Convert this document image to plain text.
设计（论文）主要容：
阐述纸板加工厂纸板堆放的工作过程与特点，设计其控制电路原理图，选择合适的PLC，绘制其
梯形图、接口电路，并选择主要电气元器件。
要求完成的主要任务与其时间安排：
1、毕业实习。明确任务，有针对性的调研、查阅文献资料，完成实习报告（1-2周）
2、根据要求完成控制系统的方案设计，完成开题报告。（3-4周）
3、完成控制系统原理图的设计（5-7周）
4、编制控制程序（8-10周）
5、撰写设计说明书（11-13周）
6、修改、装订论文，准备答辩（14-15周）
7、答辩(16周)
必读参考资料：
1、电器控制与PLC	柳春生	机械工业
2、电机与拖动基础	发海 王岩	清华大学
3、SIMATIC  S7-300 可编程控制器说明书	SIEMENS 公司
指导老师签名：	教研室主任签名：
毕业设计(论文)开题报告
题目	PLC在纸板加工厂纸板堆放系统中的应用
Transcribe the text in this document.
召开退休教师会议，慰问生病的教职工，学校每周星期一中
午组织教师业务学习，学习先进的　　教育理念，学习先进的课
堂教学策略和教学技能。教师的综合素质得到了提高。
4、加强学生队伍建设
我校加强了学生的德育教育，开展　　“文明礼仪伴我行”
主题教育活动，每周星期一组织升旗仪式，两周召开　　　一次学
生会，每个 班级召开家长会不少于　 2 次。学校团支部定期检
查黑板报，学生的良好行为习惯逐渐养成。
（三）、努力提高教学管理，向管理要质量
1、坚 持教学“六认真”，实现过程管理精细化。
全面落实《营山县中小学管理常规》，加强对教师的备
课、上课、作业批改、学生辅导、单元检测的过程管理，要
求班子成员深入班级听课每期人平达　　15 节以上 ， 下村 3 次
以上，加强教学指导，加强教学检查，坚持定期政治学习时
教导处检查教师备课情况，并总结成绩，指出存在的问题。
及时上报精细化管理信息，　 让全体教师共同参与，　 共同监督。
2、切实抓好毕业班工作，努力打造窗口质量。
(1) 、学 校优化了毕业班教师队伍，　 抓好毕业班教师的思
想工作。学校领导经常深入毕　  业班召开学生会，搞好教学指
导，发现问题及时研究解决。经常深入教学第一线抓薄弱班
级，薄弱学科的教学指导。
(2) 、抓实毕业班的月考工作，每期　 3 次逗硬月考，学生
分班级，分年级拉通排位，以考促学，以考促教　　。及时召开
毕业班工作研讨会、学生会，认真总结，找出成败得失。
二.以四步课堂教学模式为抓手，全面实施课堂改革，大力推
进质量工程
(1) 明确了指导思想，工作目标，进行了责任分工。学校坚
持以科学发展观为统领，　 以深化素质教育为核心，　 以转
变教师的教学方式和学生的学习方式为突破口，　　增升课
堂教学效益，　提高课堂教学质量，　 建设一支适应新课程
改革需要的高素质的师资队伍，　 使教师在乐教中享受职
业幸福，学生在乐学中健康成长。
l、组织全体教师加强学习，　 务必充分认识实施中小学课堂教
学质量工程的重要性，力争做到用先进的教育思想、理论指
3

====================

What needs to be done
Retype every record above exactly as written.

Written solution
Convert this document image to plain text.
设计（论文）主要容：
阐述纸板加工厂纸板堆放的工作过程与特点，设计其控制电路原理图，选择合适的PLC，绘制其
梯形图、接口电路，并选择主要电气元器件。
要求完成的主要任务与其时间安排：
1、毕业实习。明确任务，有针对性的调研、查阅文献资料，完成实习报告（1-2周）
2、根据要求完成控制系统的方案设计，完成开题报告。（3-4周）
3、完成控制系统原理图的设计（5-7周）
4、编制控制程序（8-10周）
5、撰写设计说明书（11-13周）
6、修改、装订论文，准备答辩（14-15周）
7、答辩(16周)
必读参考资料：
1、电器控制与PLC	柳春生	机械工业
2、电机与拖动基础	发海 王岩	清华大学
3、SIMATIC  S7-300 可编程控制器说明书	SIEMENS 公司
指导老师签名：	教研室主任签名：
毕业设计(论文)开题报告
题目	PLC在纸板加工厂纸板堆放系统中的应用
Transcribe the text in this document.
召开退休教师会议，慰问生病的教职工，学校每周星期一中
午组织教师业务学习，学习先进的　　教育理念，学习先进的课
堂教学策略和教学技能。教师的综合素质得到了提高。
4、加强学生队伍建设
我校加强了学生的德育教育，开展　　“文明礼仪伴我行”
主题教育活动，每周星期一组织升旗仪式，两周召开　　　一次学
生会，每个 班级召开家长会不少于　 2 次。学校团支部定期检
查黑板报，学生的良好行为习惯逐渐养成。
（三）、努力提高教学管理，向管理要质量
1、坚 持教学“六认真”，实现过程管理精细化。
全面落实《营山县中小学管理常规》，加强对教师的备
课、上课、作业批改、学生辅导、单元检测的过程管理，要
求班子成员深入班级听课每期人平达　　15 节以上 ， 下村 3 次
以上，加强教学指导，加强教学检查，坚持定期政治学习时
教导处检查教师备课情况，并总结成绩，指出存在的问题。
及时上报精细化管理信息，　 让全体教师共同参与，　 共同监督。
2、切实抓好毕业班工作，努力打造窗口质量。
(1) 、学 校优化了毕业班教师队伍，　 抓好毕业班教师的思
想工作。学校领导经常深入毕　  业班召开学生会，搞好教学指
导，发现问题及时研究解决。经常深入教学第一线抓薄弱班
级，薄弱学科的教学指导。
(2) 、抓实毕业班的月考工作，每期　 3 次逗硬月考，学生
分班级，分年级拉通排位，以考促学，以考促教　　。及时召开
毕业班工作研讨会、学生会，认真总结，找出成败得失。
二.以四步课堂教学模式为抓手，全面实施课堂改革，大力推
进质量工程
(1) 明确了指导思想，工作目标，进行了责任分工。学校坚
持以科学发展观为统领，　 以深化素质教育为核心，　 以转
变教师的教学方式和学生的学习方式为突破口，　　增升课
堂教学效益，　提高课堂教学质量，　 建设一支适应新课程
改革需要的高素质的师资队伍，　 使教师在乐教中享受职
业幸福，学生在乐学中健康成长。
l、组织全体教师加强学习，　 务必充分认识实施中小学课堂教
学质量工程的重要性，力争做到用先进的教育思想、理论指
3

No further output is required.